» **Directions**
Extract every line of the items below word for word, and leave the pictures out of your answer.
■ ■ ■
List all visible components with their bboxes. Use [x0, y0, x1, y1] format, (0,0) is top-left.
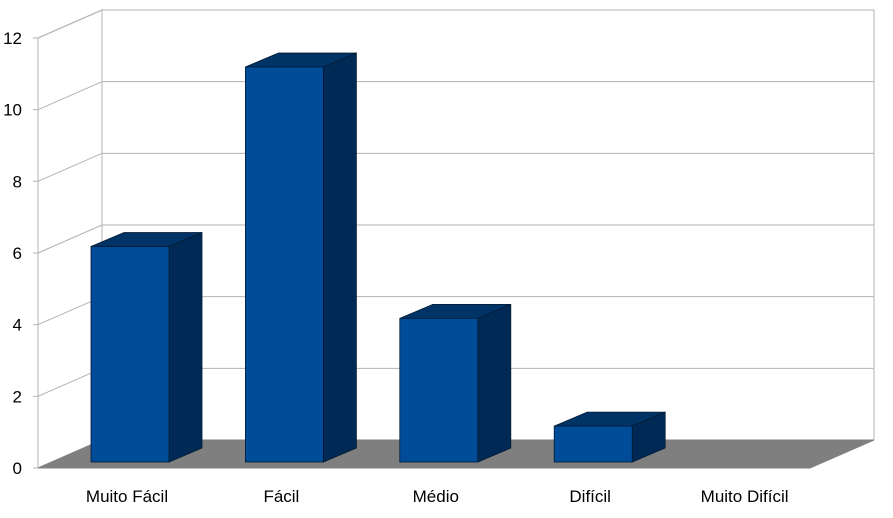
y-tick-label-0: 0 — [13, 459, 22, 478]
bar-front-0 — [90, 246, 170, 463]
side-gridline-6 — [37, 224, 103, 254]
bar-front-1 — [244, 66, 324, 463]
side-gridline-12 — [37, 9, 103, 39]
bar-side-1 — [322, 52, 357, 463]
bar-1 — [244, 52, 357, 463]
bar-0 — [90, 231, 203, 463]
bar-front-3 — [553, 425, 633, 463]
side-gridline-10 — [37, 81, 103, 111]
y-tick-label-12: 12 — [3, 29, 22, 48]
bar-side-0 — [168, 231, 203, 463]
gridlines — [37, 9, 874, 469]
y-tick-label-6: 6 — [13, 244, 22, 263]
y-axis-ticks: 0 2 4 6 8 10 12 — [3, 29, 39, 478]
x-category-label-2: Médio — [413, 487, 459, 506]
bar-2 — [399, 303, 512, 463]
bars — [90, 52, 666, 463]
y-tick-label-4: 4 — [13, 316, 22, 335]
x-category-label-4: Muito Difícil — [701, 487, 789, 506]
y-tick-label-8: 8 — [13, 172, 22, 191]
x-category-label-1: Fácil — [263, 487, 299, 506]
y-tick-label-10: 10 — [3, 101, 22, 120]
bar-front-2 — [399, 317, 479, 463]
x-category-label-3: Difícil — [569, 487, 611, 506]
x-category-label-0: Muito Fácil — [86, 487, 168, 506]
side-gridline-8 — [37, 152, 103, 182]
bar-side-2 — [477, 303, 512, 463]
x-axis-labels: Muito Fácil Fácil Médio Difícil Muito Difíci… — [86, 487, 789, 506]
y-tick-label-2: 2 — [13, 387, 22, 406]
bar-3 — [553, 411, 666, 463]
■ ■ ■
» **Problem solution**
List all visible components with their bboxes. Use [x0, y0, x1, y1] format, (0,0) is top-left.
y-tick-label-0: 0 — [13, 459, 22, 478]
bar-front-0 — [90, 246, 170, 463]
side-gridline-6 — [37, 224, 103, 254]
bar-front-1 — [244, 66, 324, 463]
side-gridline-12 — [37, 9, 103, 39]
bar-side-1 — [322, 52, 357, 463]
bar-1 — [244, 52, 357, 463]
bar-0 — [90, 231, 203, 463]
bar-front-3 — [553, 425, 633, 463]
side-gridline-10 — [37, 81, 103, 111]
y-tick-label-12: 12 — [3, 29, 22, 48]
bar-side-0 — [168, 231, 203, 463]
gridlines — [37, 9, 874, 469]
y-tick-label-6: 6 — [13, 244, 22, 263]
y-axis-ticks: 0 2 4 6 8 10 12 — [3, 29, 39, 478]
x-category-label-2: Médio — [413, 487, 459, 506]
bar-2 — [399, 303, 512, 463]
bars — [90, 52, 666, 463]
y-tick-label-4: 4 — [13, 316, 22, 335]
x-category-label-4: Muito Difícil — [701, 487, 789, 506]
y-tick-label-8: 8 — [13, 172, 22, 191]
x-category-label-1: Fácil — [263, 487, 299, 506]
y-tick-label-10: 10 — [3, 101, 22, 120]
bar-front-2 — [399, 317, 479, 463]
x-category-label-3: Difícil — [569, 487, 611, 506]
x-category-label-0: Muito Fácil — [86, 487, 168, 506]
side-gridline-8 — [37, 152, 103, 182]
bar-side-2 — [477, 303, 512, 463]
x-axis-labels: Muito Fácil Fácil Médio Difícil Muito Difíci… — [86, 487, 789, 506]
y-tick-label-2: 2 — [13, 387, 22, 406]
bar-3 — [553, 411, 666, 463]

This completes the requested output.